● **Directions for this task**
All of the records below should be output exactly.

Figure data in JSON
## Begin

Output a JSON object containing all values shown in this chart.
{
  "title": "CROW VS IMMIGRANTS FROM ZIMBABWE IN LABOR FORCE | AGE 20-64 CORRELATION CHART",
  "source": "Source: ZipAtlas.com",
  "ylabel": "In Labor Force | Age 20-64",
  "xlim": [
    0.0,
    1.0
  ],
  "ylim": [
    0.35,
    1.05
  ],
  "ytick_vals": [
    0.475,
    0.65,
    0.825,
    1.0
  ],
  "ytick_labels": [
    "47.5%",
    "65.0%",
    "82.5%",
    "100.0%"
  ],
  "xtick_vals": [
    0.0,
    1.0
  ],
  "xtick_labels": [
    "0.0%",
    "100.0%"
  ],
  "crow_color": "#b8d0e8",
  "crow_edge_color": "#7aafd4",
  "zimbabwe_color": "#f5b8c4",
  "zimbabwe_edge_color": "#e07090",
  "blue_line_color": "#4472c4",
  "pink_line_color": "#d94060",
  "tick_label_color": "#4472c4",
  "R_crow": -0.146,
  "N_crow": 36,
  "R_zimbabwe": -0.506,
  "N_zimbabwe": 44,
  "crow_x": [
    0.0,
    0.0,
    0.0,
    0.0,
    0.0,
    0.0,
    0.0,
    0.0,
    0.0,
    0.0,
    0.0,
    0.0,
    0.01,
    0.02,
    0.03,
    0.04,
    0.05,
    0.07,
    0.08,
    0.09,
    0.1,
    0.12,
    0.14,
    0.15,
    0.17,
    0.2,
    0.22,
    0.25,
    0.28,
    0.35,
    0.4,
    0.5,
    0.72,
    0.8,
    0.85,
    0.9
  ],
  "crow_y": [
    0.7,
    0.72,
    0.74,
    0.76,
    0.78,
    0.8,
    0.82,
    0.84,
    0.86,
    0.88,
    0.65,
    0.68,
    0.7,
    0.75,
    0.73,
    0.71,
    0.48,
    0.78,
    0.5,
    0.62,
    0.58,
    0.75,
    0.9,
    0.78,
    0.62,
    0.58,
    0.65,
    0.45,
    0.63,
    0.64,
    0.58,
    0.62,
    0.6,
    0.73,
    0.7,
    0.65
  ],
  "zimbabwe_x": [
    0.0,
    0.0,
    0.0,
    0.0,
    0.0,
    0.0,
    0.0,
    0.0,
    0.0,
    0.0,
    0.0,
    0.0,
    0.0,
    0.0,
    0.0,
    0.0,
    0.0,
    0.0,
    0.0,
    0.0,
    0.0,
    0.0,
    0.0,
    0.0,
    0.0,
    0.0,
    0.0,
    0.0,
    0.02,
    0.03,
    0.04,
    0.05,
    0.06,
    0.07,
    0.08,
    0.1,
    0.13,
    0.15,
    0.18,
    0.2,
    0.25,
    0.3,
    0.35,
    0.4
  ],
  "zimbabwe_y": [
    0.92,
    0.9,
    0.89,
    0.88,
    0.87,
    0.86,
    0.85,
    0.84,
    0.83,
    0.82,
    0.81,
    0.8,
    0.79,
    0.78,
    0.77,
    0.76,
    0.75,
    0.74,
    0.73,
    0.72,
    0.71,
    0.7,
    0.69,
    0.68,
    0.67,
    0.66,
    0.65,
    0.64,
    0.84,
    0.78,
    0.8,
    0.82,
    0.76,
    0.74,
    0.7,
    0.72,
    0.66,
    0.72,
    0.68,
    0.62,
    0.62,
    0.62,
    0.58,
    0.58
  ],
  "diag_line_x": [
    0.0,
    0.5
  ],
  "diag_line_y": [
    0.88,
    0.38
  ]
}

## End

● **Exercise result**
Output a JSON object containing all values shown in this chart.
{
  "title": "CROW VS IMMIGRANTS FROM ZIMBABWE IN LABOR FORCE | AGE 20-64 CORRELATION CHART",
  "source": "Source: ZipAtlas.com",
  "ylabel": "In Labor Force | Age 20-64",
  "xlim": [
    0.0,
    1.0
  ],
  "ylim": [
    0.35,
    1.05
  ],
  "ytick_vals": [
    0.475,
    0.65,
    0.825,
    1.0
  ],
  "ytick_labels": [
    "47.5%",
    "65.0%",
    "82.5%",
    "100.0%"
  ],
  "xtick_vals": [
    0.0,
    1.0
  ],
  "xtick_labels": [
    "0.0%",
    "100.0%"
  ],
  "crow_color": "#b8d0e8",
  "crow_edge_color": "#7aafd4",
  "zimbabwe_color": "#f5b8c4",
  "zimbabwe_edge_color": "#e07090",
  "blue_line_color": "#4472c4",
  "pink_line_color": "#d94060",
  "tick_label_color": "#4472c4",
  "R_crow": -0.146,
  "N_crow": 36,
  "R_zimbabwe": -0.506,
  "N_zimbabwe": 44,
  "crow_x": [
    0.0,
    0.0,
    0.0,
    0.0,
    0.0,
    0.0,
    0.0,
    0.0,
    0.0,
    0.0,
    0.0,
    0.0,
    0.01,
    0.02,
    0.03,
    0.04,
    0.05,
    0.07,
    0.08,
    0.09,
    0.1,
    0.12,
    0.14,
    0.15,
    0.17,
    0.2,
    0.22,
    0.25,
    0.28,
    0.35,
    0.4,
    0.5,
    0.72,
    0.8,
    0.85,
    0.9
  ],
  "crow_y": [
    0.7,
    0.72,
    0.74,
    0.76,
    0.78,
    0.8,
    0.82,
    0.84,
    0.86,
    0.88,
    0.65,
    0.68,
    0.7,
    0.75,
    0.73,
    0.71,
    0.48,
    0.78,
    0.5,
    0.62,
    0.58,
    0.75,
    0.9,
    0.78,
    0.62,
    0.58,
    0.65,
    0.45,
    0.63,
    0.64,
    0.58,
    0.62,
    0.6,
    0.73,
    0.7,
    0.65
  ],
  "zimbabwe_x": [
    0.0,
    0.0,
    0.0,
    0.0,
    0.0,
    0.0,
    0.0,
    0.0,
    0.0,
    0.0,
    0.0,
    0.0,
    0.0,
    0.0,
    0.0,
    0.0,
    0.0,
    0.0,
    0.0,
    0.0,
    0.0,
    0.0,
    0.0,
    0.0,
    0.0,
    0.0,
    0.0,
    0.0,
    0.02,
    0.03,
    0.04,
    0.05,
    0.06,
    0.07,
    0.08,
    0.1,
    0.13,
    0.15,
    0.18,
    0.2,
    0.25,
    0.3,
    0.35,
    0.4
  ],
  "zimbabwe_y": [
    0.92,
    0.9,
    0.89,
    0.88,
    0.87,
    0.86,
    0.85,
    0.84,
    0.83,
    0.82,
    0.81,
    0.8,
    0.79,
    0.78,
    0.77,
    0.76,
    0.75,
    0.74,
    0.73,
    0.72,
    0.71,
    0.7,
    0.69,
    0.68,
    0.67,
    0.66,
    0.65,
    0.64,
    0.84,
    0.78,
    0.8,
    0.82,
    0.76,
    0.74,
    0.7,
    0.72,
    0.66,
    0.72,
    0.68,
    0.62,
    0.62,
    0.62,
    0.58,
    0.58
  ],
  "diag_line_x": [
    0.0,
    0.5
  ],
  "diag_line_y": [
    0.88,
    0.38
  ]
}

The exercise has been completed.